### TASK INSTRUCTIONS
Quote the data below in full, minus the images.

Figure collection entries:
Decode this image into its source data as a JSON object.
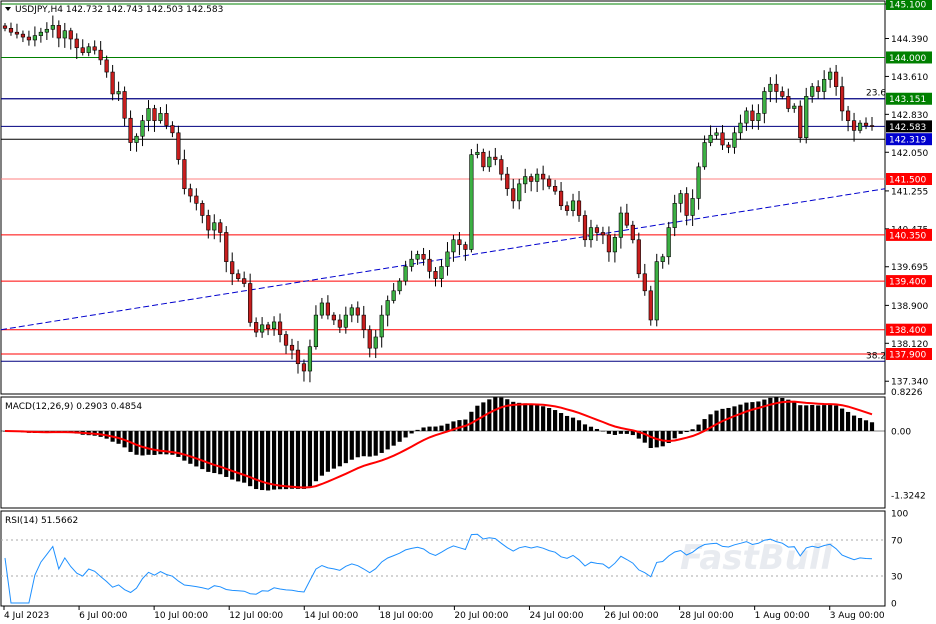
{
  "header": {
    "symbol": "USDJPY,H4",
    "open": "142.732",
    "high": "142.743",
    "low": "142.503",
    "close": "142.583"
  },
  "watermark": "FastBull",
  "price_axis": {
    "ticks": [
      "145.100",
      "144.390",
      "143.610",
      "142.830",
      "142.050",
      "141.255",
      "140.475",
      "139.695",
      "138.900",
      "138.120",
      "137.340"
    ]
  },
  "levels": [
    {
      "price": 145.1,
      "label": "145.100",
      "color": "#008000",
      "tag_fill": "#008000",
      "tag_text": "#ffffff"
    },
    {
      "price": 144.0,
      "label": "144.000",
      "color": "#008000",
      "tag_fill": "#008000",
      "tag_text": "#ffffff"
    },
    {
      "price": 143.151,
      "label": "143.151",
      "color": "#000080",
      "tag_fill": "#008000",
      "tag_text": "#ffffff"
    },
    {
      "price": 142.583,
      "label": "142.583",
      "color": "#000080",
      "tag_fill": "#000000",
      "tag_text": "#ffffff"
    },
    {
      "price": 142.319,
      "label": "142.319",
      "color": "#000000",
      "tag_fill": "#0000cd",
      "tag_text": "#ffffff"
    },
    {
      "price": 141.5,
      "label": "141.500",
      "color": "#ff8080",
      "tag_fill": "#ff0000",
      "tag_text": "#ffffff"
    },
    {
      "price": 140.35,
      "label": "140.350",
      "color": "#ff0000",
      "tag_fill": "#ff0000",
      "tag_text": "#ffffff"
    },
    {
      "price": 139.4,
      "label": "139.400",
      "color": "#ff0000",
      "tag_fill": "#ff0000",
      "tag_text": "#ffffff"
    },
    {
      "price": 138.4,
      "label": "138.400",
      "color": "#ff0000",
      "tag_fill": "#ff0000",
      "tag_text": "#ffffff"
    },
    {
      "price": 137.9,
      "label": "137.900",
      "color": "#ff0000",
      "tag_fill": "#ff0000",
      "tag_text": "#ffffff"
    }
  ],
  "fib_lines": [
    {
      "price": 143.151,
      "label": "23.6"
    },
    {
      "price": 137.75,
      "label": "38.2"
    }
  ],
  "trendline": {
    "start_price": 138.4,
    "end_price": 141.3,
    "color": "#0000cd"
  },
  "macd": {
    "label": "MACD(12,26,9) 0.2903 0.4854",
    "ticks": [
      "0.8226",
      "0.00",
      "-1.3242"
    ],
    "max": 0.8226,
    "min": -1.3242
  },
  "rsi": {
    "label": "RSI(14) 51.5662",
    "ticks": [
      "100",
      "70",
      "30",
      "0"
    ],
    "color": "#1e90ff"
  },
  "chart_data": {
    "type": "candlestick",
    "symbol": "USDJPY",
    "timeframe": "H4",
    "ylim": [
      137.0,
      145.3
    ],
    "x_ticks": [
      "4 Jul 2023",
      "6 Jul 00:00",
      "10 Jul 00:00",
      "12 Jul 00:00",
      "14 Jul 00:00",
      "18 Jul 00:00",
      "20 Jul 00:00",
      "24 Jul 00:00",
      "26 Jul 00:00",
      "28 Jul 00:00",
      "1 Aug 00:00",
      "3 Aug 00:00"
    ],
    "closes": [
      144.6,
      144.52,
      144.48,
      144.42,
      144.36,
      144.45,
      144.52,
      144.58,
      144.66,
      144.4,
      144.55,
      144.38,
      144.2,
      144.1,
      144.22,
      144.15,
      143.95,
      143.7,
      143.25,
      143.3,
      142.75,
      142.25,
      142.38,
      142.7,
      142.95,
      142.7,
      142.85,
      142.6,
      142.45,
      141.9,
      141.3,
      141.15,
      141.0,
      140.75,
      140.45,
      140.6,
      140.4,
      139.8,
      139.55,
      139.45,
      139.35,
      138.55,
      138.35,
      138.5,
      138.42,
      138.56,
      138.3,
      138.08,
      137.98,
      137.7,
      137.55,
      138.05,
      138.7,
      138.95,
      138.7,
      138.6,
      138.45,
      138.7,
      138.85,
      138.7,
      138.4,
      138.02,
      138.25,
      138.7,
      139.0,
      139.2,
      139.4,
      139.7,
      139.85,
      139.95,
      139.85,
      139.6,
      139.45,
      139.7,
      140.0,
      140.25,
      140.15,
      140.05,
      142.0,
      142.05,
      141.75,
      141.95,
      141.9,
      141.6,
      141.3,
      141.05,
      141.4,
      141.55,
      141.45,
      141.6,
      141.5,
      141.35,
      141.25,
      140.95,
      140.85,
      141.05,
      140.75,
      140.25,
      140.5,
      140.4,
      140.35,
      140.0,
      140.3,
      140.8,
      140.55,
      140.25,
      139.55,
      139.2,
      138.6,
      139.8,
      139.9,
      140.5,
      141.0,
      141.2,
      140.75,
      141.1,
      141.75,
      142.25,
      142.4,
      142.45,
      142.2,
      142.15,
      142.45,
      142.65,
      142.9,
      142.7,
      142.85,
      143.3,
      143.45,
      143.3,
      143.2,
      142.95,
      143.0,
      142.35,
      143.2,
      143.4,
      143.3,
      143.55,
      143.7,
      143.4,
      142.9,
      142.7,
      142.5,
      142.65,
      142.6,
      142.58
    ],
    "series": [
      {
        "name": "MACD(12,26,9)",
        "type": "histogram",
        "last": 0.2903
      },
      {
        "name": "Signal",
        "type": "line",
        "color": "#ff0000",
        "last": 0.4854
      },
      {
        "name": "RSI(14)",
        "type": "line",
        "last": 51.5662,
        "levels": [
          70,
          30
        ]
      }
    ]
  }
}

### THE REPLY
Decode this image into its source data as a JSON object.
{
  "header": {
    "symbol": "USDJPY,H4",
    "open": "142.732",
    "high": "142.743",
    "low": "142.503",
    "close": "142.583"
  },
  "watermark": "FastBull",
  "price_axis": {
    "ticks": [
      "145.100",
      "144.390",
      "143.610",
      "142.830",
      "142.050",
      "141.255",
      "140.475",
      "139.695",
      "138.900",
      "138.120",
      "137.340"
    ]
  },
  "levels": [
    {
      "price": 145.1,
      "label": "145.100",
      "color": "#008000",
      "tag_fill": "#008000",
      "tag_text": "#ffffff"
    },
    {
      "price": 144.0,
      "label": "144.000",
      "color": "#008000",
      "tag_fill": "#008000",
      "tag_text": "#ffffff"
    },
    {
      "price": 143.151,
      "label": "143.151",
      "color": "#000080",
      "tag_fill": "#008000",
      "tag_text": "#ffffff"
    },
    {
      "price": 142.583,
      "label": "142.583",
      "color": "#000080",
      "tag_fill": "#000000",
      "tag_text": "#ffffff"
    },
    {
      "price": 142.319,
      "label": "142.319",
      "color": "#000000",
      "tag_fill": "#0000cd",
      "tag_text": "#ffffff"
    },
    {
      "price": 141.5,
      "label": "141.500",
      "color": "#ff8080",
      "tag_fill": "#ff0000",
      "tag_text": "#ffffff"
    },
    {
      "price": 140.35,
      "label": "140.350",
      "color": "#ff0000",
      "tag_fill": "#ff0000",
      "tag_text": "#ffffff"
    },
    {
      "price": 139.4,
      "label": "139.400",
      "color": "#ff0000",
      "tag_fill": "#ff0000",
      "tag_text": "#ffffff"
    },
    {
      "price": 138.4,
      "label": "138.400",
      "color": "#ff0000",
      "tag_fill": "#ff0000",
      "tag_text": "#ffffff"
    },
    {
      "price": 137.9,
      "label": "137.900",
      "color": "#ff0000",
      "tag_fill": "#ff0000",
      "tag_text": "#ffffff"
    }
  ],
  "fib_lines": [
    {
      "price": 143.151,
      "label": "23.6"
    },
    {
      "price": 137.75,
      "label": "38.2"
    }
  ],
  "trendline": {
    "start_price": 138.4,
    "end_price": 141.3,
    "color": "#0000cd"
  },
  "macd": {
    "label": "MACD(12,26,9) 0.2903 0.4854",
    "ticks": [
      "0.8226",
      "0.00",
      "-1.3242"
    ],
    "max": 0.8226,
    "min": -1.3242
  },
  "rsi": {
    "label": "RSI(14) 51.5662",
    "ticks": [
      "100",
      "70",
      "30",
      "0"
    ],
    "color": "#1e90ff"
  },
  "chart_data": {
    "type": "candlestick",
    "symbol": "USDJPY",
    "timeframe": "H4",
    "ylim": [
      137.0,
      145.3
    ],
    "x_ticks": [
      "4 Jul 2023",
      "6 Jul 00:00",
      "10 Jul 00:00",
      "12 Jul 00:00",
      "14 Jul 00:00",
      "18 Jul 00:00",
      "20 Jul 00:00",
      "24 Jul 00:00",
      "26 Jul 00:00",
      "28 Jul 00:00",
      "1 Aug 00:00",
      "3 Aug 00:00"
    ],
    "closes": [
      144.6,
      144.52,
      144.48,
      144.42,
      144.36,
      144.45,
      144.52,
      144.58,
      144.66,
      144.4,
      144.55,
      144.38,
      144.2,
      144.1,
      144.22,
      144.15,
      143.95,
      143.7,
      143.25,
      143.3,
      142.75,
      142.25,
      142.38,
      142.7,
      142.95,
      142.7,
      142.85,
      142.6,
      142.45,
      141.9,
      141.3,
      141.15,
      141.0,
      140.75,
      140.45,
      140.6,
      140.4,
      139.8,
      139.55,
      139.45,
      139.35,
      138.55,
      138.35,
      138.5,
      138.42,
      138.56,
      138.3,
      138.08,
      137.98,
      137.7,
      137.55,
      138.05,
      138.7,
      138.95,
      138.7,
      138.6,
      138.45,
      138.7,
      138.85,
      138.7,
      138.4,
      138.02,
      138.25,
      138.7,
      139.0,
      139.2,
      139.4,
      139.7,
      139.85,
      139.95,
      139.85,
      139.6,
      139.45,
      139.7,
      140.0,
      140.25,
      140.15,
      140.05,
      142.0,
      142.05,
      141.75,
      141.95,
      141.9,
      141.6,
      141.3,
      141.05,
      141.4,
      141.55,
      141.45,
      141.6,
      141.5,
      141.35,
      141.25,
      140.95,
      140.85,
      141.05,
      140.75,
      140.25,
      140.5,
      140.4,
      140.35,
      140.0,
      140.3,
      140.8,
      140.55,
      140.25,
      139.55,
      139.2,
      138.6,
      139.8,
      139.9,
      140.5,
      141.0,
      141.2,
      140.75,
      141.1,
      141.75,
      142.25,
      142.4,
      142.45,
      142.2,
      142.15,
      142.45,
      142.65,
      142.9,
      142.7,
      142.85,
      143.3,
      143.45,
      143.3,
      143.2,
      142.95,
      143.0,
      142.35,
      143.2,
      143.4,
      143.3,
      143.55,
      143.7,
      143.4,
      142.9,
      142.7,
      142.5,
      142.65,
      142.6,
      142.58
    ],
    "series": [
      {
        "name": "MACD(12,26,9)",
        "type": "histogram",
        "last": 0.2903
      },
      {
        "name": "Signal",
        "type": "line",
        "color": "#ff0000",
        "last": 0.4854
      },
      {
        "name": "RSI(14)",
        "type": "line",
        "last": 51.5662,
        "levels": [
          70,
          30
        ]
      }
    ]
  }
}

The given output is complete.